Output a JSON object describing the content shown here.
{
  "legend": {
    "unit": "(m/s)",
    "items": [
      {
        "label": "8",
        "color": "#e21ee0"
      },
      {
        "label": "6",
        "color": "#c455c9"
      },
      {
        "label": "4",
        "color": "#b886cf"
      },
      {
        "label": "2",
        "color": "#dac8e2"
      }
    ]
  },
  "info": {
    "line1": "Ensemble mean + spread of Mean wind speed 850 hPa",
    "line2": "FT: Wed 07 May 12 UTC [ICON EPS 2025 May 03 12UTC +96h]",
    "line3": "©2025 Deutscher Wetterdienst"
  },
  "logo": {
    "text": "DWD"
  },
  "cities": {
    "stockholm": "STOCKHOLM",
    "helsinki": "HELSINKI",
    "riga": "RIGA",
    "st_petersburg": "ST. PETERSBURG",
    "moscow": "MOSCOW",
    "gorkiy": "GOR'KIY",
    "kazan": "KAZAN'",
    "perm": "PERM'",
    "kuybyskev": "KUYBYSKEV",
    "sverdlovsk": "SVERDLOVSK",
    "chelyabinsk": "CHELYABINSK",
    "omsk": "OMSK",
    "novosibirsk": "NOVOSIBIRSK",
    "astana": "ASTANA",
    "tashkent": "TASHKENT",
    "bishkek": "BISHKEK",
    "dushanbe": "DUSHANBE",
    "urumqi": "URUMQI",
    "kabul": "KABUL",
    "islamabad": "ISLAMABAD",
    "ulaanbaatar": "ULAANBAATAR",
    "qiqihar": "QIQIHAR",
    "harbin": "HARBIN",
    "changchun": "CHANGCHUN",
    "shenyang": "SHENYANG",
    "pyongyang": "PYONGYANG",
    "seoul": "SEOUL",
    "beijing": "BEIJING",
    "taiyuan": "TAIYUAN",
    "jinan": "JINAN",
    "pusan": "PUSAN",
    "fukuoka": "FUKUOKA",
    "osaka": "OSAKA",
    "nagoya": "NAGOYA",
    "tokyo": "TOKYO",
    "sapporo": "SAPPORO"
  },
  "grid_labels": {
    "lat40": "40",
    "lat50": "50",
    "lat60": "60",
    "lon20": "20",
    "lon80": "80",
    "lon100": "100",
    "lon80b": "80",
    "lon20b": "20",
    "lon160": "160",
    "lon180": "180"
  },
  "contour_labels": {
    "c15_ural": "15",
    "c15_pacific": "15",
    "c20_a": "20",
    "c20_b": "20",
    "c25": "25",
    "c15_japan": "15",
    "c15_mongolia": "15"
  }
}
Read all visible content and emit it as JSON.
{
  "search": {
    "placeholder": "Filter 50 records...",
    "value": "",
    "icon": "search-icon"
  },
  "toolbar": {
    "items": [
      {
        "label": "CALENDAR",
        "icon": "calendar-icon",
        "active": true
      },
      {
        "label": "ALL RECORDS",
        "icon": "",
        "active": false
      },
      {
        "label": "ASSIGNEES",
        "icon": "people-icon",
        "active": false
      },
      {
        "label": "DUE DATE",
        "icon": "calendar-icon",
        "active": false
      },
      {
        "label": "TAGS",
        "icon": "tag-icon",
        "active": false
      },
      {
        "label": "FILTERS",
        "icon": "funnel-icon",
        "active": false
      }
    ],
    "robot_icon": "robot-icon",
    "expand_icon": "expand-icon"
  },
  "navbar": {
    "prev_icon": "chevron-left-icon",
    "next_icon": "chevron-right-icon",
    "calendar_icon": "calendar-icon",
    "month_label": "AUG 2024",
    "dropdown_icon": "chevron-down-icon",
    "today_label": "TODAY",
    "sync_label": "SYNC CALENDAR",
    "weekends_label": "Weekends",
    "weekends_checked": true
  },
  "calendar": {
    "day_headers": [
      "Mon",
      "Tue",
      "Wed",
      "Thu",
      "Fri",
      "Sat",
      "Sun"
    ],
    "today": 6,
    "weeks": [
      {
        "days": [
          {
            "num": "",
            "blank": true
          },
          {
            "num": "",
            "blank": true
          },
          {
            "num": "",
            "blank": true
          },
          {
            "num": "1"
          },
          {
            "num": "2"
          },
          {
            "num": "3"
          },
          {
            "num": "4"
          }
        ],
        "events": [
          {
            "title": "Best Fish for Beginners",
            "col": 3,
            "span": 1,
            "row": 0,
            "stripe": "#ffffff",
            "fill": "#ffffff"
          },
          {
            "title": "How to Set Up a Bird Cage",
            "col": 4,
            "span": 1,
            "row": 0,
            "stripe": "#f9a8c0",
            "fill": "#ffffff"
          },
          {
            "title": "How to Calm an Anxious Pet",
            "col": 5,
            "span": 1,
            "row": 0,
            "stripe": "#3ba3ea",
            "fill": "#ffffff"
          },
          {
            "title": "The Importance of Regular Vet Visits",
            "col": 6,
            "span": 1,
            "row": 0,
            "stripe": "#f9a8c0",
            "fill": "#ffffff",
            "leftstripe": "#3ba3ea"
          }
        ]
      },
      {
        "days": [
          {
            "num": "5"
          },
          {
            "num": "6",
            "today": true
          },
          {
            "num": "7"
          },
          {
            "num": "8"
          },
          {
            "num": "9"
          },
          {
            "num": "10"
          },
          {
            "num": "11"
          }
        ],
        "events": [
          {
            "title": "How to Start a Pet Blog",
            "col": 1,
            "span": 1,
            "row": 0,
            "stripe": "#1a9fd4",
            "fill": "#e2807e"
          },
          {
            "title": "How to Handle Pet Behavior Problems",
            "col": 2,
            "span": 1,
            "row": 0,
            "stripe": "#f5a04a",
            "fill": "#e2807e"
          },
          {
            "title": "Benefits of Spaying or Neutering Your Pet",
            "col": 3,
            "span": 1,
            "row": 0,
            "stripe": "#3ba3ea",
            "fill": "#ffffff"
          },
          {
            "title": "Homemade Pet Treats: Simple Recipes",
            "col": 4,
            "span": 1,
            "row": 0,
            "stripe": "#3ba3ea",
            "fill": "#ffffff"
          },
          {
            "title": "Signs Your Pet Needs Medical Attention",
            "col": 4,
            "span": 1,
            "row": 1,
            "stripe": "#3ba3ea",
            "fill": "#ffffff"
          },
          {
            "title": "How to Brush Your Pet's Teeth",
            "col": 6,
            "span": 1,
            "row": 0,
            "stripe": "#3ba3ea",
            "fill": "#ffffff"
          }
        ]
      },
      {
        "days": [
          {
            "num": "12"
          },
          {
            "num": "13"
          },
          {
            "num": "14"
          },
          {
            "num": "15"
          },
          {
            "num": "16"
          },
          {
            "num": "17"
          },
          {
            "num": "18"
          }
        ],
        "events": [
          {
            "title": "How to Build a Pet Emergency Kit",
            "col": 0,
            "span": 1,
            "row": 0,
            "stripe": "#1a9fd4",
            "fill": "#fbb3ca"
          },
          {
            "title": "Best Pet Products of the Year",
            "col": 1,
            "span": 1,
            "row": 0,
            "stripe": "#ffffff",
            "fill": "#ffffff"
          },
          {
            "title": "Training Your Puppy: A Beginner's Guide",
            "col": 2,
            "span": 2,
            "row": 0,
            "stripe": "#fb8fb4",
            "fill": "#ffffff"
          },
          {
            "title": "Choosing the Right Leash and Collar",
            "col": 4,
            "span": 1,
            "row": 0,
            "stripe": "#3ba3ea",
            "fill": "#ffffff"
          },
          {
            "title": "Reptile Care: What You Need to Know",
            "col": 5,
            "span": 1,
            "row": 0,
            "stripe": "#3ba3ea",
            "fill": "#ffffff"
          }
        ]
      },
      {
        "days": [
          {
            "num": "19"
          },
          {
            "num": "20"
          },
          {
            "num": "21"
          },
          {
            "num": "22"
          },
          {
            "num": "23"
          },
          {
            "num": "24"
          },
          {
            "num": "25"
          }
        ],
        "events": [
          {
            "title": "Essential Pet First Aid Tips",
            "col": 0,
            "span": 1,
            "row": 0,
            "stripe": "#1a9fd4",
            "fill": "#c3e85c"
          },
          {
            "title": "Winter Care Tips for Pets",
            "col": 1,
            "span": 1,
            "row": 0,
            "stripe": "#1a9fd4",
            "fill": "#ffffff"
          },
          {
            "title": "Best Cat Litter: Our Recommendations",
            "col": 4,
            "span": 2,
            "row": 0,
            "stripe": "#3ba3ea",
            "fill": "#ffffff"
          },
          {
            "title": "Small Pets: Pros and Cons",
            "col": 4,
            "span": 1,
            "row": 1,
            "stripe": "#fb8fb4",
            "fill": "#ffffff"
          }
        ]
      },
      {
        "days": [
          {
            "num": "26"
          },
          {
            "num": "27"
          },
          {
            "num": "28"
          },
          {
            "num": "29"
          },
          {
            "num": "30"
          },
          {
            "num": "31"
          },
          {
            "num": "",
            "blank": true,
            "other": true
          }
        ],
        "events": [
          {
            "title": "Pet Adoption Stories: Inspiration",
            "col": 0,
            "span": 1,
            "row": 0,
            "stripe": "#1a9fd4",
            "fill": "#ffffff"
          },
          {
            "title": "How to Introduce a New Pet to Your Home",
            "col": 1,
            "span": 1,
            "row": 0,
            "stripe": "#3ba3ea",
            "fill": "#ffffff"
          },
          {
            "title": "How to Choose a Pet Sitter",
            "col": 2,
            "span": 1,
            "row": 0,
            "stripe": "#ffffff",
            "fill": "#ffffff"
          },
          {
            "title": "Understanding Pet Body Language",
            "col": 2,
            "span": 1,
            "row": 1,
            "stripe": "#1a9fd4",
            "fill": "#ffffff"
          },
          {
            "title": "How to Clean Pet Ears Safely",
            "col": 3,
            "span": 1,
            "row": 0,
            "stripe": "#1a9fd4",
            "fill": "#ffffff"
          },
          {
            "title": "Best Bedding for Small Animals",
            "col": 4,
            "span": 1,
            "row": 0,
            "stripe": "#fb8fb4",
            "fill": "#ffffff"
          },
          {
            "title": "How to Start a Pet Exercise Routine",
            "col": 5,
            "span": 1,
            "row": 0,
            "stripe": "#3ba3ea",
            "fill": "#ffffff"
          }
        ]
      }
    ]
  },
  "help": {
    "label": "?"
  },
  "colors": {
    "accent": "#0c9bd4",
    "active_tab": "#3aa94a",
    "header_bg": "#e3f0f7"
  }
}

◆ **Work to do**
Pick out the lines containing the string "chevron" and show them.

◆ **Solution to the exercise**
    "prev_icon": "chevron-left-icon",
    "next_icon": "chevron-right-icon",
    "dropdown_icon": "chevron-down-icon",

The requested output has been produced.